▶ Task statement
Look for the word "from" in each line and report the count of matching lines, with nothing added.

▶ Saved data entries
- - - -

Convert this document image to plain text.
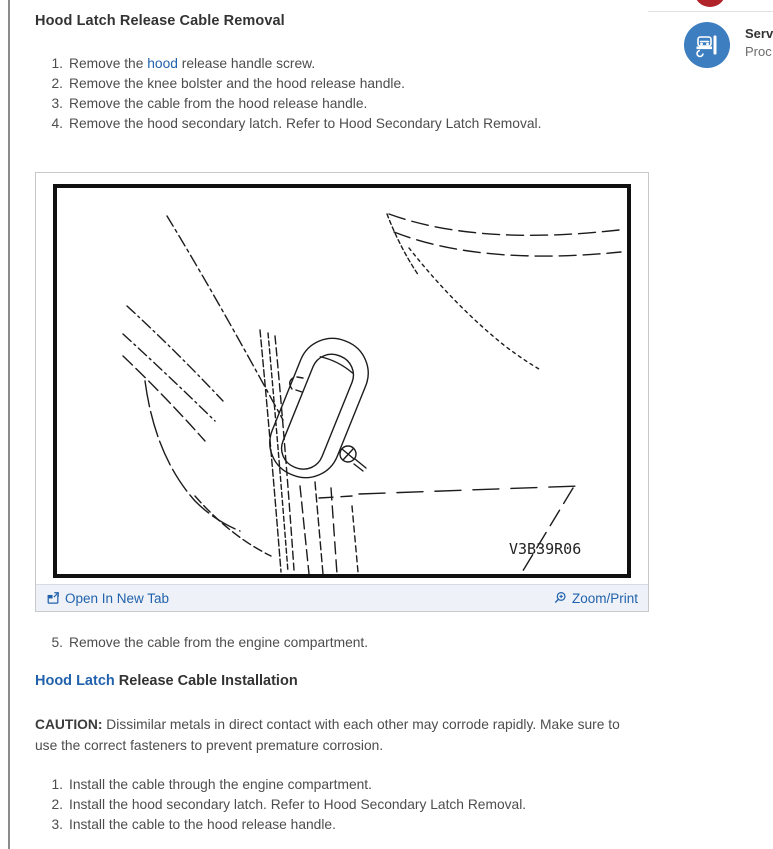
Hood Latch Release Cable Removal
1. Remove the hood release handle screw.
2. Remove the knee bolster and the hood release handle.
3. Remove the cable from the hood release handle.
4. Remove the hood secondary latch. Refer to Hood Secondary Latch Removal.
V3B39R06
Open In New Tab	Zoom/Print
5. Remove the cable from the engine compartment.
Hood Latch Release Cable Installation
CAUTION: Dissimilar metals in direct contact with each other may corrode rapidly. Make sure to use the correct fasteners to prevent premature corrosion.
1. Install the cable through the engine compartment.
2. Install the hood secondary latch. Refer to Hood Secondary Latch Removal.
3. Install the cable to the hood release handle.
Serv
Proc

- - - -

▶ Complete output
2